Short problem:
In the material below, find every line with "Identification" and pull it out.

===

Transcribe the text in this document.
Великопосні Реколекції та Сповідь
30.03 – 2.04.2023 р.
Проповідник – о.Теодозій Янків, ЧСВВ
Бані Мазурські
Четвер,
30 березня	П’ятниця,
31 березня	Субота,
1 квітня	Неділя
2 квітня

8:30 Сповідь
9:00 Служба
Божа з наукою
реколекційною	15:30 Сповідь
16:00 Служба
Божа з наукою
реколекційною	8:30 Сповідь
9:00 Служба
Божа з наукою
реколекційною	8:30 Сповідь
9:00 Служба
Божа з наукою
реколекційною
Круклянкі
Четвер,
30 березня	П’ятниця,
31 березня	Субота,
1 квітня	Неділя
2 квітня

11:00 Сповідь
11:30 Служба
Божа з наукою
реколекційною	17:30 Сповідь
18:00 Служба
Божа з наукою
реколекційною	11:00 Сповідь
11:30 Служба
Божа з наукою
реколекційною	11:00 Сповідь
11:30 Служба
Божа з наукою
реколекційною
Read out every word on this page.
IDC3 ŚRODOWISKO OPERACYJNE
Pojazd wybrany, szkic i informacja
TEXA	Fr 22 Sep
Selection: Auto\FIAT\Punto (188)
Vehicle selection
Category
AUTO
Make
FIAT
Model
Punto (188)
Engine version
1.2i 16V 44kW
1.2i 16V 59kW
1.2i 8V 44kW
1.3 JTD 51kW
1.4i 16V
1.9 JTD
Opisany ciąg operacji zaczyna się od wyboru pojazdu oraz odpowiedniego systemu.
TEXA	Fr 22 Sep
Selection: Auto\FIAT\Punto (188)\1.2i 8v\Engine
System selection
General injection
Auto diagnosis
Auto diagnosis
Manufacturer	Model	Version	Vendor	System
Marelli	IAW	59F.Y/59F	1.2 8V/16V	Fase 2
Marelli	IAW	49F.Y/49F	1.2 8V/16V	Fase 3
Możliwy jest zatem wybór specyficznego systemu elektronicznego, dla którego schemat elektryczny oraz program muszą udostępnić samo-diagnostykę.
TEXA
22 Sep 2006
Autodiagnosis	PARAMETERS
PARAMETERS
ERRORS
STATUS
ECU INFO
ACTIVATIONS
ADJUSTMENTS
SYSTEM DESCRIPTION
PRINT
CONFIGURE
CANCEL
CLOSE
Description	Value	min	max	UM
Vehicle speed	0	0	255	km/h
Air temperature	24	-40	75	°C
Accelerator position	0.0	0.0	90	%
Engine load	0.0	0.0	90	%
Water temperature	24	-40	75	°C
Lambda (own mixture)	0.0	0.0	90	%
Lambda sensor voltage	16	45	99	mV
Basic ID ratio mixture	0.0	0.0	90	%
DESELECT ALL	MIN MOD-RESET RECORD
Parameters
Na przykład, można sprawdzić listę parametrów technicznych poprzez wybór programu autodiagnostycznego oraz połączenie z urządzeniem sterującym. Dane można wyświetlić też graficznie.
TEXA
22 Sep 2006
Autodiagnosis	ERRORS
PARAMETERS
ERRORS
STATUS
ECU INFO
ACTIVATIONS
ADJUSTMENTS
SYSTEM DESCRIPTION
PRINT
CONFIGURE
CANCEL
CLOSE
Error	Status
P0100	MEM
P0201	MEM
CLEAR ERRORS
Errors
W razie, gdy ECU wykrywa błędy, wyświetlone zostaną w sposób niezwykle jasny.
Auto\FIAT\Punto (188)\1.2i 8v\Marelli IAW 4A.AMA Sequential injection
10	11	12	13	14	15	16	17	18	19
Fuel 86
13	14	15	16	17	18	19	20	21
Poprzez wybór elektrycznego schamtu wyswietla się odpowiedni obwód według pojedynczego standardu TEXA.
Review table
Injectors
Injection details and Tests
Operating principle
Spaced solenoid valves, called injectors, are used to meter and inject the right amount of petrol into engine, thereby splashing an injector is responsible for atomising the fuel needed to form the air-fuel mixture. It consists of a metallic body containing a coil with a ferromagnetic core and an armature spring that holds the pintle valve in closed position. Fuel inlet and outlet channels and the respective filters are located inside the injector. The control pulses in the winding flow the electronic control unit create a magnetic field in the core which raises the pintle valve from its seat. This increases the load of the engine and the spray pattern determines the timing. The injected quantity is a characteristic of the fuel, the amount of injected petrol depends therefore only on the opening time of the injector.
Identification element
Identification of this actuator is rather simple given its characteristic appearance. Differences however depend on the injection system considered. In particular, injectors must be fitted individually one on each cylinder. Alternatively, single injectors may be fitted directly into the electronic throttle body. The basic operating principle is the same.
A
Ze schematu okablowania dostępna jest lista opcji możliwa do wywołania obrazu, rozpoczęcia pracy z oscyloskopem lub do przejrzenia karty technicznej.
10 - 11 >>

===

Reply to the exercise:
Identification element
Identification of this actuator is rather simple given its characteristic appearance. Differences however depend on the injection system considered. In particular, injectors must be fitted individually one on each cylinder. Alternatively, single injectors may be fitted directly into the electronic throttle body. The basic operating principle is the same.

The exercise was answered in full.